--- BEGIN Stored records ---
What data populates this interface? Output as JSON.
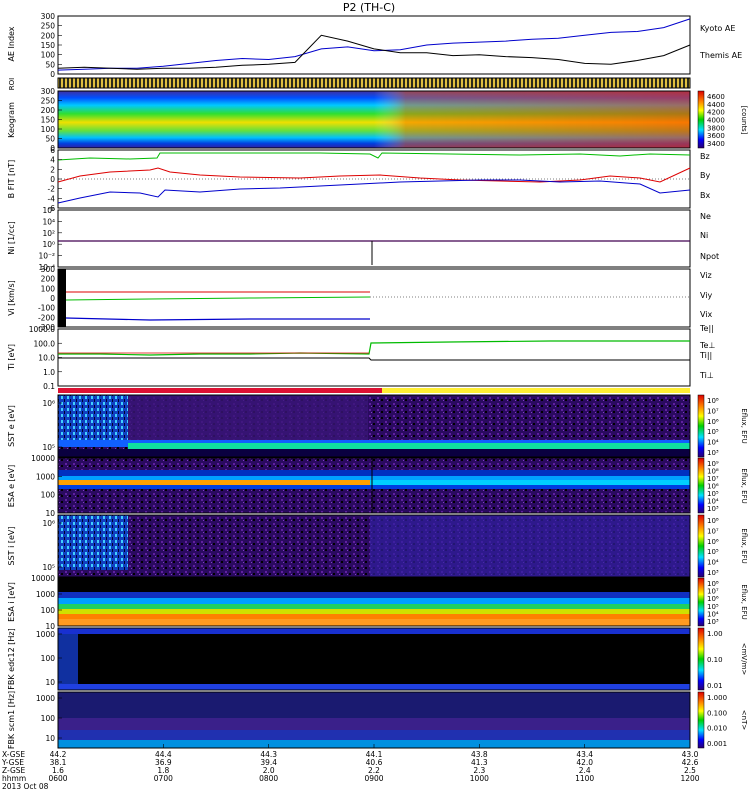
{
  "title": "P2 (TH-C)",
  "chart_data": [
    {
      "type": "line",
      "panel": "ae",
      "ylabel": "AE Index",
      "yticks": [
        "300",
        "250",
        "200",
        "150",
        "100",
        "50",
        "0"
      ],
      "ylim": [
        0,
        300
      ],
      "x": [
        "0600",
        "0615",
        "0630",
        "0645",
        "0700",
        "0715",
        "0730",
        "0745",
        "0800",
        "0815",
        "0830",
        "0845",
        "0900",
        "0915",
        "0930",
        "0945",
        "1000",
        "1015",
        "1030",
        "1045",
        "1100",
        "1115",
        "1130",
        "1145",
        "1200"
      ],
      "series": [
        {
          "name": "Kyoto AE",
          "color": "#0000cc",
          "values": [
            20,
            25,
            30,
            30,
            40,
            55,
            70,
            80,
            75,
            90,
            130,
            140,
            120,
            125,
            150,
            160,
            165,
            170,
            180,
            185,
            200,
            215,
            220,
            240,
            285
          ]
        },
        {
          "name": "Themis AE",
          "color": "#000000",
          "values": [
            30,
            35,
            30,
            25,
            30,
            30,
            35,
            45,
            50,
            60,
            200,
            170,
            130,
            110,
            110,
            95,
            100,
            90,
            85,
            75,
            55,
            50,
            70,
            95,
            150
          ]
        }
      ]
    },
    {
      "type": "strip",
      "panel": "roi",
      "ylabel": "ROI"
    },
    {
      "type": "heatmap",
      "panel": "keogram",
      "ylabel": "Keogram",
      "yticks": [
        "300",
        "250",
        "200",
        "150",
        "100",
        "50",
        "0"
      ],
      "colorbar": {
        "label": "[counts]",
        "ticks": [
          "4600",
          "4400",
          "4200",
          "4000",
          "3800",
          "3600",
          "3400"
        ]
      }
    },
    {
      "type": "line",
      "panel": "bfield",
      "ylabel": "B FIT [nT]",
      "yticks": [
        "6",
        "4",
        "2",
        "0",
        "-2",
        "-4",
        "-6"
      ],
      "series": [
        {
          "name": "Bz",
          "color": "#dd0000"
        },
        {
          "name": "By",
          "color": "#00bb00"
        },
        {
          "name": "Bx",
          "color": "#0000cc"
        }
      ]
    },
    {
      "type": "line",
      "panel": "density",
      "ylabel": "Ni [1/cc]",
      "yticks": [
        "10⁶",
        "10⁴",
        "10²",
        "10⁰",
        "10⁻²",
        "10⁻⁴"
      ],
      "series": [
        {
          "name": "Ne",
          "color": "#dd0000"
        },
        {
          "name": "Ni",
          "color": "#000000"
        },
        {
          "name": "Npot",
          "color": "#0000cc"
        }
      ]
    },
    {
      "type": "line",
      "panel": "velocity",
      "ylabel": "Vi [km/s]",
      "yticks": [
        "300",
        "200",
        "100",
        "0",
        "-100",
        "-200",
        "-300"
      ],
      "series": [
        {
          "name": "Viz",
          "color": "#dd0000"
        },
        {
          "name": "Viy",
          "color": "#00bb00"
        },
        {
          "name": "Vix",
          "color": "#0000cc"
        },
        {
          "name": "Te||",
          "color": "#000000"
        }
      ]
    },
    {
      "type": "line",
      "panel": "temperature",
      "ylabel": "Ti [eV]",
      "yticks": [
        "1000.0",
        "100.0",
        "10.0",
        "1.0",
        "0.1"
      ],
      "series": [
        {
          "name": "Te⊥",
          "color": "#dd0000"
        },
        {
          "name": "Ti||",
          "color": "#00bb00"
        },
        {
          "name": "Ti⊥",
          "color": "#0000cc"
        }
      ]
    },
    {
      "type": "heatmap",
      "panel": "sst_e",
      "ylabel": "SST e [eV]",
      "yticks": [
        "10⁶",
        "10⁵"
      ],
      "colorbar": {
        "label": "Eflux, EFU",
        "ticks": [
          "10⁸",
          "10⁷",
          "10⁶",
          "10⁵",
          "10⁴",
          "10³"
        ]
      }
    },
    {
      "type": "heatmap",
      "panel": "esa_e",
      "ylabel": "ESA e [eV]",
      "yticks": [
        "10000",
        "1000",
        "100",
        "10"
      ],
      "colorbar": {
        "label": "Eflux, EFU",
        "ticks": [
          "10⁹",
          "10⁸",
          "10⁷",
          "10⁶",
          "10⁵",
          "10⁴",
          "10³"
        ]
      }
    },
    {
      "type": "heatmap",
      "panel": "sst_i",
      "ylabel": "SST i [eV]",
      "yticks": [
        "10⁶",
        "10⁵"
      ],
      "colorbar": {
        "label": "Eflux, EFU",
        "ticks": [
          "10⁸",
          "10⁷",
          "10⁶",
          "10⁵",
          "10⁴",
          "10³"
        ]
      }
    },
    {
      "type": "heatmap",
      "panel": "esa_i",
      "ylabel": "ESA i [eV]",
      "yticks": [
        "10000",
        "1000",
        "100",
        "10"
      ],
      "colorbar": {
        "label": "Eflux, EFU",
        "ticks": [
          "10⁸",
          "10⁷",
          "10⁶",
          "10⁵",
          "10⁴",
          "10³"
        ]
      }
    },
    {
      "type": "heatmap",
      "panel": "fbk_e",
      "ylabel": "FBK edc12 [Hz]",
      "yticks": [
        "1000",
        "100",
        "10"
      ],
      "colorbar": {
        "label": "<mV/m>",
        "ticks": [
          "1.00",
          "0.10",
          "0.01"
        ]
      }
    },
    {
      "type": "heatmap",
      "panel": "fbk_b",
      "ylabel": "FBK scm1 [Hz]",
      "yticks": [
        "1000",
        "100",
        "10"
      ],
      "colorbar": {
        "label": "<nT>",
        "ticks": [
          "1.000",
          "0.100",
          "0.010",
          "0.001"
        ]
      }
    }
  ],
  "xaxis": {
    "row_labels": [
      "X-GSE",
      "Y-GSE",
      "Z-GSE",
      "hhmm",
      "2013 Oct 08"
    ],
    "columns": [
      {
        "x": "44.2",
        "y": "38.1",
        "z": "1.6",
        "t": "0600"
      },
      {
        "x": "44.4",
        "y": "36.9",
        "z": "1.8",
        "t": "0700"
      },
      {
        "x": "44.3",
        "y": "39.4",
        "z": "2.0",
        "t": "0800"
      },
      {
        "x": "44.1",
        "y": "40.6",
        "z": "2.2",
        "t": "0900"
      },
      {
        "x": "43.8",
        "y": "41.3",
        "z": "2.3",
        "t": "1000"
      },
      {
        "x": "43.4",
        "y": "42.0",
        "z": "2.4",
        "t": "1100"
      },
      {
        "x": "43.0",
        "y": "42.6",
        "z": "2.5",
        "t": "1200"
      }
    ]
  }
}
--- END Stored records ---
● Exercise directions:
Skip every picture and transcribe the data above exactly.

● Response to this exercise:
What data populates this interface? Output as JSON.
{
  "title": "P2 (TH-C)",
  "chart_data": [
    {
      "type": "line",
      "panel": "ae",
      "ylabel": "AE Index",
      "yticks": [
        "300",
        "250",
        "200",
        "150",
        "100",
        "50",
        "0"
      ],
      "ylim": [
        0,
        300
      ],
      "x": [
        "0600",
        "0615",
        "0630",
        "0645",
        "0700",
        "0715",
        "0730",
        "0745",
        "0800",
        "0815",
        "0830",
        "0845",
        "0900",
        "0915",
        "0930",
        "0945",
        "1000",
        "1015",
        "1030",
        "1045",
        "1100",
        "1115",
        "1130",
        "1145",
        "1200"
      ],
      "series": [
        {
          "name": "Kyoto AE",
          "color": "#0000cc",
          "values": [
            20,
            25,
            30,
            30,
            40,
            55,
            70,
            80,
            75,
            90,
            130,
            140,
            120,
            125,
            150,
            160,
            165,
            170,
            180,
            185,
            200,
            215,
            220,
            240,
            285
          ]
        },
        {
          "name": "Themis AE",
          "color": "#000000",
          "values": [
            30,
            35,
            30,
            25,
            30,
            30,
            35,
            45,
            50,
            60,
            200,
            170,
            130,
            110,
            110,
            95,
            100,
            90,
            85,
            75,
            55,
            50,
            70,
            95,
            150
          ]
        }
      ]
    },
    {
      "type": "strip",
      "panel": "roi",
      "ylabel": "ROI"
    },
    {
      "type": "heatmap",
      "panel": "keogram",
      "ylabel": "Keogram",
      "yticks": [
        "300",
        "250",
        "200",
        "150",
        "100",
        "50",
        "0"
      ],
      "colorbar": {
        "label": "[counts]",
        "ticks": [
          "4600",
          "4400",
          "4200",
          "4000",
          "3800",
          "3600",
          "3400"
        ]
      }
    },
    {
      "type": "line",
      "panel": "bfield",
      "ylabel": "B FIT [nT]",
      "yticks": [
        "6",
        "4",
        "2",
        "0",
        "-2",
        "-4",
        "-6"
      ],
      "series": [
        {
          "name": "Bz",
          "color": "#dd0000"
        },
        {
          "name": "By",
          "color": "#00bb00"
        },
        {
          "name": "Bx",
          "color": "#0000cc"
        }
      ]
    },
    {
      "type": "line",
      "panel": "density",
      "ylabel": "Ni [1/cc]",
      "yticks": [
        "10⁶",
        "10⁴",
        "10²",
        "10⁰",
        "10⁻²",
        "10⁻⁴"
      ],
      "series": [
        {
          "name": "Ne",
          "color": "#dd0000"
        },
        {
          "name": "Ni",
          "color": "#000000"
        },
        {
          "name": "Npot",
          "color": "#0000cc"
        }
      ]
    },
    {
      "type": "line",
      "panel": "velocity",
      "ylabel": "Vi [km/s]",
      "yticks": [
        "300",
        "200",
        "100",
        "0",
        "-100",
        "-200",
        "-300"
      ],
      "series": [
        {
          "name": "Viz",
          "color": "#dd0000"
        },
        {
          "name": "Viy",
          "color": "#00bb00"
        },
        {
          "name": "Vix",
          "color": "#0000cc"
        },
        {
          "name": "Te||",
          "color": "#000000"
        }
      ]
    },
    {
      "type": "line",
      "panel": "temperature",
      "ylabel": "Ti [eV]",
      "yticks": [
        "1000.0",
        "100.0",
        "10.0",
        "1.0",
        "0.1"
      ],
      "series": [
        {
          "name": "Te⊥",
          "color": "#dd0000"
        },
        {
          "name": "Ti||",
          "color": "#00bb00"
        },
        {
          "name": "Ti⊥",
          "color": "#0000cc"
        }
      ]
    },
    {
      "type": "heatmap",
      "panel": "sst_e",
      "ylabel": "SST e [eV]",
      "yticks": [
        "10⁶",
        "10⁵"
      ],
      "colorbar": {
        "label": "Eflux, EFU",
        "ticks": [
          "10⁸",
          "10⁷",
          "10⁶",
          "10⁵",
          "10⁴",
          "10³"
        ]
      }
    },
    {
      "type": "heatmap",
      "panel": "esa_e",
      "ylabel": "ESA e [eV]",
      "yticks": [
        "10000",
        "1000",
        "100",
        "10"
      ],
      "colorbar": {
        "label": "Eflux, EFU",
        "ticks": [
          "10⁹",
          "10⁸",
          "10⁷",
          "10⁶",
          "10⁵",
          "10⁴",
          "10³"
        ]
      }
    },
    {
      "type": "heatmap",
      "panel": "sst_i",
      "ylabel": "SST i [eV]",
      "yticks": [
        "10⁶",
        "10⁵"
      ],
      "colorbar": {
        "label": "Eflux, EFU",
        "ticks": [
          "10⁸",
          "10⁷",
          "10⁶",
          "10⁵",
          "10⁴",
          "10³"
        ]
      }
    },
    {
      "type": "heatmap",
      "panel": "esa_i",
      "ylabel": "ESA i [eV]",
      "yticks": [
        "10000",
        "1000",
        "100",
        "10"
      ],
      "colorbar": {
        "label": "Eflux, EFU",
        "ticks": [
          "10⁸",
          "10⁷",
          "10⁶",
          "10⁵",
          "10⁴",
          "10³"
        ]
      }
    },
    {
      "type": "heatmap",
      "panel": "fbk_e",
      "ylabel": "FBK edc12 [Hz]",
      "yticks": [
        "1000",
        "100",
        "10"
      ],
      "colorbar": {
        "label": "<mV/m>",
        "ticks": [
          "1.00",
          "0.10",
          "0.01"
        ]
      }
    },
    {
      "type": "heatmap",
      "panel": "fbk_b",
      "ylabel": "FBK scm1 [Hz]",
      "yticks": [
        "1000",
        "100",
        "10"
      ],
      "colorbar": {
        "label": "<nT>",
        "ticks": [
          "1.000",
          "0.100",
          "0.010",
          "0.001"
        ]
      }
    }
  ],
  "xaxis": {
    "row_labels": [
      "X-GSE",
      "Y-GSE",
      "Z-GSE",
      "hhmm",
      "2013 Oct 08"
    ],
    "columns": [
      {
        "x": "44.2",
        "y": "38.1",
        "z": "1.6",
        "t": "0600"
      },
      {
        "x": "44.4",
        "y": "36.9",
        "z": "1.8",
        "t": "0700"
      },
      {
        "x": "44.3",
        "y": "39.4",
        "z": "2.0",
        "t": "0800"
      },
      {
        "x": "44.1",
        "y": "40.6",
        "z": "2.2",
        "t": "0900"
      },
      {
        "x": "43.8",
        "y": "41.3",
        "z": "2.3",
        "t": "1000"
      },
      {
        "x": "43.4",
        "y": "42.0",
        "z": "2.4",
        "t": "1100"
      },
      {
        "x": "43.0",
        "y": "42.6",
        "z": "2.5",
        "t": "1200"
      }
    ]
  }
}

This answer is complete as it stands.